### WRITTEN REQUEST
Change "status-dot-icon" to "status-indicator-icon" in everything from the start of the records down to the line containing "product-name-label-text: Product Name", and give back only those lines with nothing else altered.

### EXERCISE MATERIAL
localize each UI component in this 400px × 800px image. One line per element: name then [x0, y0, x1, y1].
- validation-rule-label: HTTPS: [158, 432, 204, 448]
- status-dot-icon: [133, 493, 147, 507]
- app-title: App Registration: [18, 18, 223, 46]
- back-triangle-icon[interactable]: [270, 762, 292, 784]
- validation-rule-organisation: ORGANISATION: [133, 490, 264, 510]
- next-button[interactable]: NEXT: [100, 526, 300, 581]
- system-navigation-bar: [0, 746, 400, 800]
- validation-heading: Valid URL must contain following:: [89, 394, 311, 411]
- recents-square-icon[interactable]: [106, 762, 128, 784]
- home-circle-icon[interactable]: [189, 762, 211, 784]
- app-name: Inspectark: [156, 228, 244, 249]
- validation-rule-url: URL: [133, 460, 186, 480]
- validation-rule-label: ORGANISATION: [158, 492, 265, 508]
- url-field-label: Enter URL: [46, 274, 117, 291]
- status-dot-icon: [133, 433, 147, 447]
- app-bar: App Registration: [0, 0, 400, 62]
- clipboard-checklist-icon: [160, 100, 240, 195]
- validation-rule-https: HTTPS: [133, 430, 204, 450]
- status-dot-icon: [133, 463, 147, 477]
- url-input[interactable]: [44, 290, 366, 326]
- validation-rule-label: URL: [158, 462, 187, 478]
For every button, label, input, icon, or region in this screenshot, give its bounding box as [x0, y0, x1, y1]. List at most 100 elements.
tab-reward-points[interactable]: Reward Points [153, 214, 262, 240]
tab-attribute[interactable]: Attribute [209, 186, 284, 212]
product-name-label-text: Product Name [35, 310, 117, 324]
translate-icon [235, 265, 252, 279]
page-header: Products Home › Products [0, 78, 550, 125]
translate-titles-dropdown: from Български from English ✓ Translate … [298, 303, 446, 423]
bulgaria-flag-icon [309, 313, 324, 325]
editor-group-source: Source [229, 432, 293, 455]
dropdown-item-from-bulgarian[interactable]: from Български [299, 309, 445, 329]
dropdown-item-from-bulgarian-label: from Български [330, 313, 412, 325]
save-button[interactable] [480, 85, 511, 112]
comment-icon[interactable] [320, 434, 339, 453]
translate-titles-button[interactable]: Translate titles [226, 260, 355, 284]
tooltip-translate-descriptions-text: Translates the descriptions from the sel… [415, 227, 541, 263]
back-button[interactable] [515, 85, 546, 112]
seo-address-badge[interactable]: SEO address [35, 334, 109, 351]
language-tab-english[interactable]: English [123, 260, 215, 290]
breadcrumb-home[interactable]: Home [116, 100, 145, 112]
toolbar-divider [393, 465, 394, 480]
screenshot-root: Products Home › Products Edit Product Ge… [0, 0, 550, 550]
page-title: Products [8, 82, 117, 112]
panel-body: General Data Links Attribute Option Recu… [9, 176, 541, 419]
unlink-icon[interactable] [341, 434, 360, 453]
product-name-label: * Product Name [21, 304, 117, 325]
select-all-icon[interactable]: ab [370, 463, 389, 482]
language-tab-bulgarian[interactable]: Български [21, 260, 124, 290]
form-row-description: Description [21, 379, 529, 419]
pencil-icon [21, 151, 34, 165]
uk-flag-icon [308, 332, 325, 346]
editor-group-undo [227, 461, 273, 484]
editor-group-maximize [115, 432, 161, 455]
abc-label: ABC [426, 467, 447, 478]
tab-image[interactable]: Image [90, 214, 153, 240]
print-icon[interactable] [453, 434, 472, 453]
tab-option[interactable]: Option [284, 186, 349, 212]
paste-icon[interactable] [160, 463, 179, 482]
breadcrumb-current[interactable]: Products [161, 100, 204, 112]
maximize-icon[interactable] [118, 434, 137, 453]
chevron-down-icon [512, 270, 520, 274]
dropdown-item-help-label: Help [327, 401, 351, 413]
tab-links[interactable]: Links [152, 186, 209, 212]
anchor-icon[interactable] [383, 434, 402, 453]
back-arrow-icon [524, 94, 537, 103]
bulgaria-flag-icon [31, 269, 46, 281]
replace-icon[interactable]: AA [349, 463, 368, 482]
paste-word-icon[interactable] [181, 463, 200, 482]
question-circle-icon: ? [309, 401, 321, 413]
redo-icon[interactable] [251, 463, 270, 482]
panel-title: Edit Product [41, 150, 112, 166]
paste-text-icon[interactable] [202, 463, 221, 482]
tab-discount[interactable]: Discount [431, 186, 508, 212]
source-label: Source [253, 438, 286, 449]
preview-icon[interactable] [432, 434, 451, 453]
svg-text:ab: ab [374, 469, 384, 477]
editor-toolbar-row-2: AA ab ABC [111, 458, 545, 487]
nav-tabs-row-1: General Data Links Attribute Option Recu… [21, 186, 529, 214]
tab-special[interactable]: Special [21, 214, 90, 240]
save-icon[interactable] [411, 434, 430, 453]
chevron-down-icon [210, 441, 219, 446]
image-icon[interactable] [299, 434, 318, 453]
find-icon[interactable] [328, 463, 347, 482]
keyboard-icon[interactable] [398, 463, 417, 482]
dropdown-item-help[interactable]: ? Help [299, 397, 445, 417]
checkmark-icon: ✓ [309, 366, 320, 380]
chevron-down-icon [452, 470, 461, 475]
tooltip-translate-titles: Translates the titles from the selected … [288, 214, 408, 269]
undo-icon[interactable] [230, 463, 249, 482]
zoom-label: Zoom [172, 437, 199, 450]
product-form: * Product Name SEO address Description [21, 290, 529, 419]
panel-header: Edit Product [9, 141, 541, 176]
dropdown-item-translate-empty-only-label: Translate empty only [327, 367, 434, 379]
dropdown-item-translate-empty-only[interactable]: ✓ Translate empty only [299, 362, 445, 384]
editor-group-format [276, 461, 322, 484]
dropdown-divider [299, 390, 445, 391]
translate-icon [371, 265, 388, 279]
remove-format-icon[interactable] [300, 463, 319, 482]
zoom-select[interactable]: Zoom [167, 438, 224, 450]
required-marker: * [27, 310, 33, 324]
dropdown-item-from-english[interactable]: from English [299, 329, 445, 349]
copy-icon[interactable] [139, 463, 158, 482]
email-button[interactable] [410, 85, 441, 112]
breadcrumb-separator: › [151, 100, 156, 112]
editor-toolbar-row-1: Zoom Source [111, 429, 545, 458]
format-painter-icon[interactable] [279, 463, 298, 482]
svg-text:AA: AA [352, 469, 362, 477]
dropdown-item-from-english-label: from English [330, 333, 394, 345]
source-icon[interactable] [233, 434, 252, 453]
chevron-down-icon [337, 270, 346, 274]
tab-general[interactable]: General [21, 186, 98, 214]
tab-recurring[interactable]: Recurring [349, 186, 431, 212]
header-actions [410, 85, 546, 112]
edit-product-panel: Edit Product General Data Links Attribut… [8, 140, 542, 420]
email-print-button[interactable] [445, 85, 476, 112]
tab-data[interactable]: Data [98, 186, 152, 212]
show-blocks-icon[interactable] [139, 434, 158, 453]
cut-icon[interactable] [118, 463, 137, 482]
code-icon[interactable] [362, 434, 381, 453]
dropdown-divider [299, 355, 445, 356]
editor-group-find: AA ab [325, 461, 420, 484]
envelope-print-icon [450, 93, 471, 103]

### EXERCISE ANSWER
localize each UI component in this 400px × 800px image. One line per element: name then [x0, y0, x1, y1].
- validation-rule-label: HTTPS: [158, 432, 204, 448]
- status-indicator-icon: [133, 493, 147, 507]
- app-title: App Registration: [18, 18, 223, 46]
- back-triangle-icon[interactable]: [270, 762, 292, 784]
- validation-rule-organisation: ORGANISATION: [133, 490, 264, 510]
- next-button[interactable]: NEXT: [100, 526, 300, 581]
- system-navigation-bar: [0, 746, 400, 800]
- validation-heading: Valid URL must contain following:: [89, 394, 311, 411]
- recents-square-icon[interactable]: [106, 762, 128, 784]
- home-circle-icon[interactable]: [189, 762, 211, 784]
- app-name: Inspectark: [156, 228, 244, 249]
- validation-rule-url: URL: [133, 460, 186, 480]
- validation-rule-label: ORGANISATION: [158, 492, 265, 508]
- url-field-label: Enter URL: [46, 274, 117, 291]
- status-indicator-icon: [133, 433, 147, 447]
- app-bar: App Registration: [0, 0, 400, 62]
- clipboard-checklist-icon: [160, 100, 240, 195]
- validation-rule-https: HTTPS: [133, 430, 204, 450]
- status-indicator-icon: [133, 463, 147, 477]
- url-input[interactable]: [44, 290, 366, 326]
- validation-rule-label: URL: [158, 462, 187, 478]
For every button, label, input, icon, or region in this screenshot, give its bounding box as [x0, y0, x1, y1]. List at most 100 elements.
tab-reward-points[interactable]: Reward Points [153, 214, 262, 240]
tab-attribute[interactable]: Attribute [209, 186, 284, 212]
product-name-label-text: Product Name [35, 310, 117, 324]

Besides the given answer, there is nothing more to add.